Instructions for the task: Copy out each line of the material below that holds the string "conduite".

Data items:
━━━━
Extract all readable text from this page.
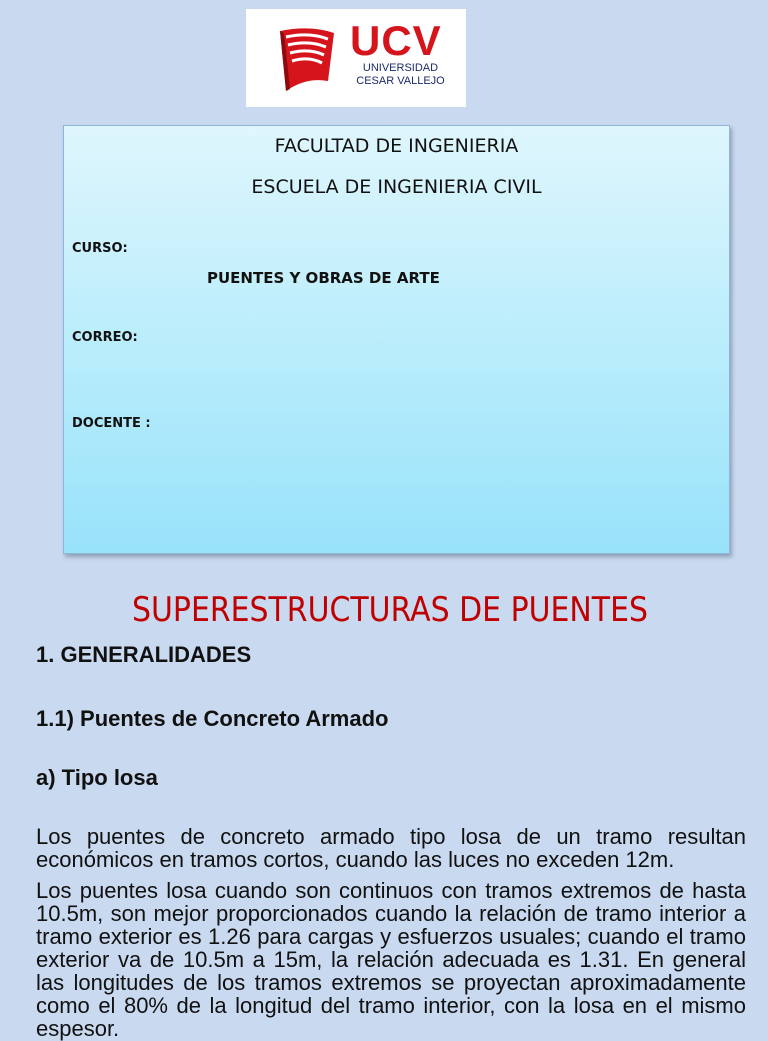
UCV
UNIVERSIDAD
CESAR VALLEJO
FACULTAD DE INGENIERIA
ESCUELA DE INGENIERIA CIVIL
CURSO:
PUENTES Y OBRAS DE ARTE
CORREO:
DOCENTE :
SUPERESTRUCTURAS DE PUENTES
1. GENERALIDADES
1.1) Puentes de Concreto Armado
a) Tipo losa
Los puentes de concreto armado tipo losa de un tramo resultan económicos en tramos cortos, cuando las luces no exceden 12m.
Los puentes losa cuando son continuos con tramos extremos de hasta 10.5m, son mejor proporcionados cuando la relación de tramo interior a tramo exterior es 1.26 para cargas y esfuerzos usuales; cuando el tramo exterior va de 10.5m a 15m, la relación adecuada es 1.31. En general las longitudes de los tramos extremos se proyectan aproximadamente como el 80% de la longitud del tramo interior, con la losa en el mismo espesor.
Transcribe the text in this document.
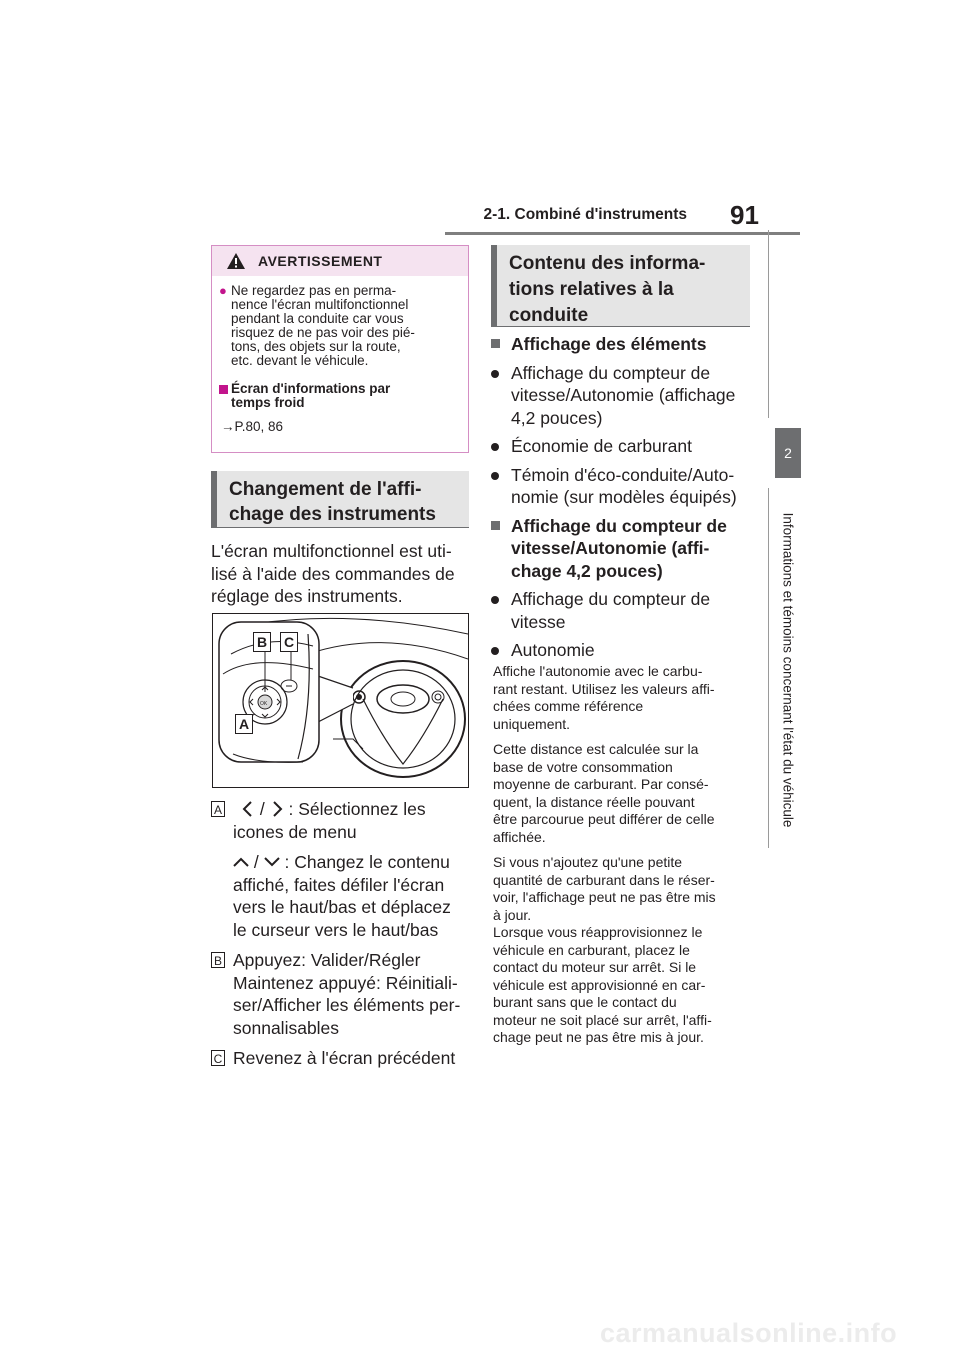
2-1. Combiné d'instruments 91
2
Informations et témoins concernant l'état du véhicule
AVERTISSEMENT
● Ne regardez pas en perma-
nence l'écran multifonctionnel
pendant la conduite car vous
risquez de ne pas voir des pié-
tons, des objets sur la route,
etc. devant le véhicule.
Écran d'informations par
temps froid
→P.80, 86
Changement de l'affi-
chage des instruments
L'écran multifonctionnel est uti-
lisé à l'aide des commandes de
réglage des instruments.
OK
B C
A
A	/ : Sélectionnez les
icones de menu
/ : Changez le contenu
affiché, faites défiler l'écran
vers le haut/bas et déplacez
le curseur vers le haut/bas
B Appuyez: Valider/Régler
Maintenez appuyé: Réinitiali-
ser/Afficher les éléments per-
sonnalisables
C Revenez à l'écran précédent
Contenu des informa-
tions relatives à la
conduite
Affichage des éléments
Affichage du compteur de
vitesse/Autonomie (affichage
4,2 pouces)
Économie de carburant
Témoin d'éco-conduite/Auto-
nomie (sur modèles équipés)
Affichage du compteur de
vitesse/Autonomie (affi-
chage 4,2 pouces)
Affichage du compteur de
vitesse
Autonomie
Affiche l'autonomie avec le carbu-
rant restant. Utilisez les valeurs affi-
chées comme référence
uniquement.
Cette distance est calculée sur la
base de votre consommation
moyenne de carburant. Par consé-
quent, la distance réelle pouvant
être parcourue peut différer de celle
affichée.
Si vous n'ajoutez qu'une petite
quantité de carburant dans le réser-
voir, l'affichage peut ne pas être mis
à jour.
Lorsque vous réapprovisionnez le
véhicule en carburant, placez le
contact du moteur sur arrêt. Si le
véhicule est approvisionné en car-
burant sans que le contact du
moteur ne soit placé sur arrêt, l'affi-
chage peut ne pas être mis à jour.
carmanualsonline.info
━━━━
Written solution:
pendant la conduite car vous
conduite
Témoin d'éco-conduite/Auto-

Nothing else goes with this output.